=== Section Start ===
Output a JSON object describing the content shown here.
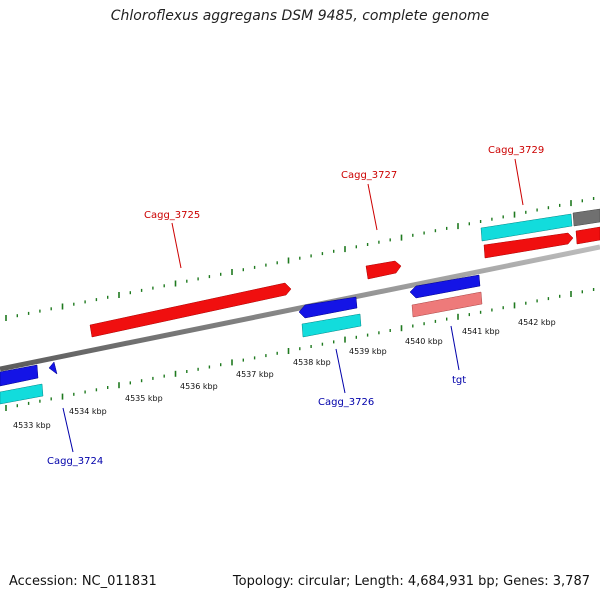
{
  "title": "Chloroflexus aggregans DSM 9485, complete genome",
  "footer": {
    "accession": "Accession: NC_011831",
    "stats": "Topology: circular; Length: 4,684,931 bp; Genes: 3,787"
  },
  "colors": {
    "forward_cds": "#f00f0f",
    "reverse_cds": "#1414e6",
    "forward_feature": "#12dcdc",
    "tRNA": "#ee7a7a",
    "genome_line": "#8a8a8a",
    "other_feature": "#707070",
    "tick": "#1f7a1f",
    "forward_label": "#cc0000",
    "reverse_label": "#0000aa"
  },
  "axis": {
    "unit": "kbp",
    "tick_labels": [
      "4533 kbp",
      "4534 kbp",
      "4535 kbp",
      "4536 kbp",
      "4537 kbp",
      "4538 kbp",
      "4539 kbp",
      "4540 kbp",
      "4541 kbp",
      "4542 kbp"
    ]
  },
  "gene_labels": [
    {
      "id": "cagg3724",
      "text": "Cagg_3724",
      "strand": "reverse"
    },
    {
      "id": "cagg3725",
      "text": "Cagg_3725",
      "strand": "forward"
    },
    {
      "id": "cagg3726",
      "text": "Cagg_3726",
      "strand": "reverse"
    },
    {
      "id": "cagg3727",
      "text": "Cagg_3727",
      "strand": "forward"
    },
    {
      "id": "tgt",
      "text": "tgt",
      "strand": "reverse"
    },
    {
      "id": "cagg3729",
      "text": "Cagg_3729",
      "strand": "forward"
    }
  ]
}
=== Section End ===
Goal of the exercise
Leaving every image behind, repeat the data in full and exactly.

Result of this exercise
Output a JSON object describing the content shown here.
{
  "title": "Chloroflexus aggregans DSM 9485, complete genome",
  "footer": {
    "accession": "Accession: NC_011831",
    "stats": "Topology: circular; Length: 4,684,931 bp; Genes: 3,787"
  },
  "colors": {
    "forward_cds": "#f00f0f",
    "reverse_cds": "#1414e6",
    "forward_feature": "#12dcdc",
    "tRNA": "#ee7a7a",
    "genome_line": "#8a8a8a",
    "other_feature": "#707070",
    "tick": "#1f7a1f",
    "forward_label": "#cc0000",
    "reverse_label": "#0000aa"
  },
  "axis": {
    "unit": "kbp",
    "tick_labels": [
      "4533 kbp",
      "4534 kbp",
      "4535 kbp",
      "4536 kbp",
      "4537 kbp",
      "4538 kbp",
      "4539 kbp",
      "4540 kbp",
      "4541 kbp",
      "4542 kbp"
    ]
  },
  "gene_labels": [
    {
      "id": "cagg3724",
      "text": "Cagg_3724",
      "strand": "reverse"
    },
    {
      "id": "cagg3725",
      "text": "Cagg_3725",
      "strand": "forward"
    },
    {
      "id": "cagg3726",
      "text": "Cagg_3726",
      "strand": "reverse"
    },
    {
      "id": "cagg3727",
      "text": "Cagg_3727",
      "strand": "forward"
    },
    {
      "id": "tgt",
      "text": "tgt",
      "strand": "reverse"
    },
    {
      "id": "cagg3729",
      "text": "Cagg_3729",
      "strand": "forward"
    }
  ]
}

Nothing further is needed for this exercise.